MATERIAL SUPPLIED:
+-------+
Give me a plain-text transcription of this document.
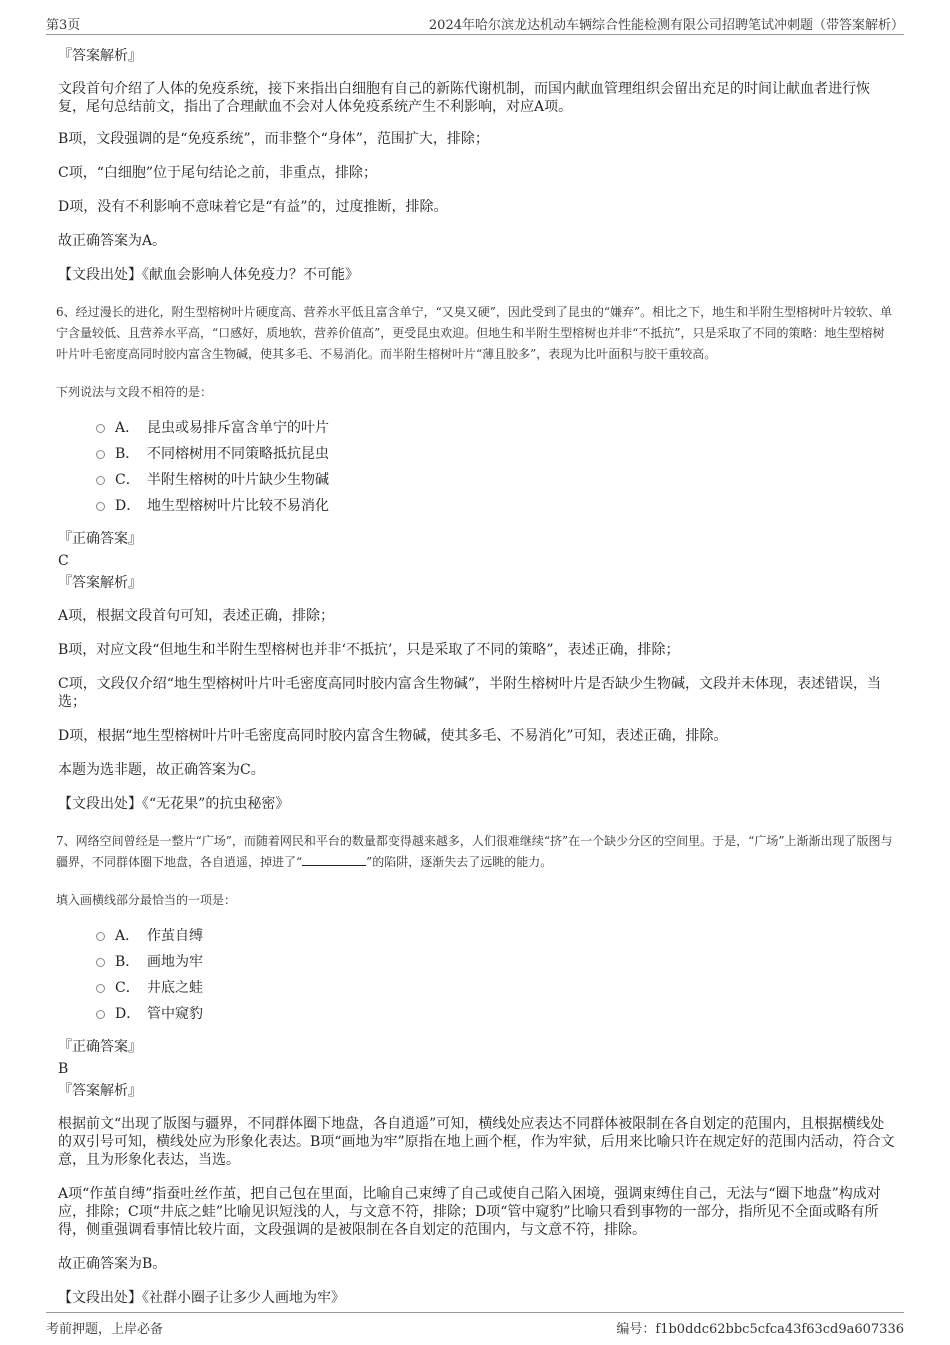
第3页	2024年哈尔滨龙达机动车辆综合性能检测有限公司招聘笔试冲刺题（带答案解析）
『答案解析』
文段首句介绍了人体的免疫系统，接下来指出白细胞有自己的新陈代谢机制，而国内献血管理组织会留出充足的时间让献血者进行恢复，尾句总结前文，指出了合理献血不会对人体免疫系统产生不利影响，对应A项。
B项，文段强调的是“免疫系统”，而非整个“身体”，范围扩大，排除；
C项，“白细胞”位于尾句结论之前，非重点，排除；
D项，没有不利影响不意味着它是“有益”的，过度推断，排除。
故正确答案为A。
【文段出处】《献血会影响人体免疫力？不可能》
6、经过漫长的进化，附生型榕树叶片硬度高、营养水平低且富含单宁，“又臭又硬”，因此受到了昆虫的“嫌弃”。相比之下，地生和半附生型榕树叶片较软、单宁含量较低、且营养水平高，“口感好，质地软，营养价值高”，更受昆虫欢迎。但地生和半附生型榕树也并非“不抵抗”，只是采取了不同的策略：地生型榕树叶片叶毛密度高同时胶内富含生物碱，使其多毛、不易消化。而半附生榕树叶片“薄且胶多”，表现为比叶面积与胶干重较高。
下列说法与文段不相符的是：
A． 昆虫或易排斥富含单宁的叶片
B． 不同榕树用不同策略抵抗昆虫
C． 半附生榕树的叶片缺少生物碱
D． 地生型榕树叶片比较不易消化
『正确答案』
C
『答案解析』
A项，根据文段首句可知，表述正确，排除；
B项，对应文段“但地生和半附生型榕树也并非‘不抵抗’，只是采取了不同的策略”，表述正确，排除；
C项，文段仅介绍“地生型榕树叶片叶毛密度高同时胶内富含生物碱”，半附生榕树叶片是否缺少生物碱，文段并未体现，表述错误，当选；
D项，根据“地生型榕树叶片叶毛密度高同时胶内富含生物碱，使其多毛、不易消化”可知，表述正确，排除。
本题为选非题，故正确答案为C。
【文段出处】《“无花果”的抗虫秘密》
7、网络空间曾经是一整片“广场”，而随着网民和平台的数量都变得越来越多，人们很难继续“挤”在一个缺少分区的空间里。于是，“广场”上渐渐出现了版图与疆界，不同群体圈下地盘，各自逍遥，掉进了“	”的陷阱，逐渐失去了远眺的能力。
填入画横线部分最恰当的一项是：
A． 作茧自缚
B． 画地为牢
C． 井底之蛙
D． 管中窥豹
『正确答案』
B
『答案解析』
根据前文“出现了版图与疆界，不同群体圈下地盘，各自逍遥”可知，横线处应表达不同群体被限制在各自划定的范围内，且根据横线处的双引号可知，横线处应为形象化表达。B项“画地为牢”原指在地上画个框，作为牢狱，后用来比喻只许在规定好的范围内活动，符合文意，且为形象化表达，当选。
A项“作茧自缚”指蚕吐丝作茧，把自己包在里面，比喻自己束缚了自己或使自己陷入困境，强调束缚住自己，无法与“圈下地盘”构成对应，排除；C项“井底之蛙”比喻见识短浅的人，与文意不符，排除；D项“管中窥豹”比喻只看到事物的一部分，指所见不全面或略有所得，侧重强调看事情比较片面，文段强调的是被限制在各自划定的范围内，与文意不符，排除。
故正确答案为B。
【文段出处】《社群小圈子让多少人画地为牢》
考前押题，上岸必备	编号：f1b0ddc62bbc5cfca43f63cd9a607336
+-------+
EXERCISE: Print every entry exactly as written, without the pictures.

EXERCISE RESULT:
Give me a plain-text transcription of this document.
第3页	2024年哈尔滨龙达机动车辆综合性能检测有限公司招聘笔试冲刺题（带答案解析）
『答案解析』
文段首句介绍了人体的免疫系统，接下来指出白细胞有自己的新陈代谢机制，而国内献血管理组织会留出充足的时间让献血者进行恢复，尾句总结前文，指出了合理献血不会对人体免疫系统产生不利影响，对应A项。
B项，文段强调的是“免疫系统”，而非整个“身体”，范围扩大，排除；
C项，“白细胞”位于尾句结论之前，非重点，排除；
D项，没有不利影响不意味着它是“有益”的，过度推断，排除。
故正确答案为A。
【文段出处】《献血会影响人体免疫力？不可能》
6、经过漫长的进化，附生型榕树叶片硬度高、营养水平低且富含单宁，“又臭又硬”，因此受到了昆虫的“嫌弃”。相比之下，地生和半附生型榕树叶片较软、单宁含量较低、且营养水平高，“口感好，质地软，营养价值高”，更受昆虫欢迎。但地生和半附生型榕树也并非“不抵抗”，只是采取了不同的策略：地生型榕树叶片叶毛密度高同时胶内富含生物碱，使其多毛、不易消化。而半附生榕树叶片“薄且胶多”，表现为比叶面积与胶干重较高。
下列说法与文段不相符的是：
A． 昆虫或易排斥富含单宁的叶片
B． 不同榕树用不同策略抵抗昆虫
C． 半附生榕树的叶片缺少生物碱
D． 地生型榕树叶片比较不易消化
『正确答案』
C
『答案解析』
A项，根据文段首句可知，表述正确，排除；
B项，对应文段“但地生和半附生型榕树也并非‘不抵抗’，只是采取了不同的策略”，表述正确，排除；
C项，文段仅介绍“地生型榕树叶片叶毛密度高同时胶内富含生物碱”，半附生榕树叶片是否缺少生物碱，文段并未体现，表述错误，当选；
D项，根据“地生型榕树叶片叶毛密度高同时胶内富含生物碱，使其多毛、不易消化”可知，表述正确，排除。
本题为选非题，故正确答案为C。
【文段出处】《“无花果”的抗虫秘密》
7、网络空间曾经是一整片“广场”，而随着网民和平台的数量都变得越来越多，人们很难继续“挤”在一个缺少分区的空间里。于是，“广场”上渐渐出现了版图与疆界，不同群体圈下地盘，各自逍遥，掉进了“	”的陷阱，逐渐失去了远眺的能力。
填入画横线部分最恰当的一项是：
A． 作茧自缚
B． 画地为牢
C． 井底之蛙
D． 管中窥豹
『正确答案』
B
『答案解析』
根据前文“出现了版图与疆界，不同群体圈下地盘，各自逍遥”可知，横线处应表达不同群体被限制在各自划定的范围内，且根据横线处的双引号可知，横线处应为形象化表达。B项“画地为牢”原指在地上画个框，作为牢狱，后用来比喻只许在规定好的范围内活动，符合文意，且为形象化表达，当选。
A项“作茧自缚”指蚕吐丝作茧，把自己包在里面，比喻自己束缚了自己或使自己陷入困境，强调束缚住自己，无法与“圈下地盘”构成对应，排除；C项“井底之蛙”比喻见识短浅的人，与文意不符，排除；D项“管中窥豹”比喻只看到事物的一部分，指所见不全面或略有所得，侧重强调看事情比较片面，文段强调的是被限制在各自划定的范围内，与文意不符，排除。
故正确答案为B。
【文段出处】《社群小圈子让多少人画地为牢》
考前押题，上岸必备	编号：f1b0ddc62bbc5cfca43f63cd9a607336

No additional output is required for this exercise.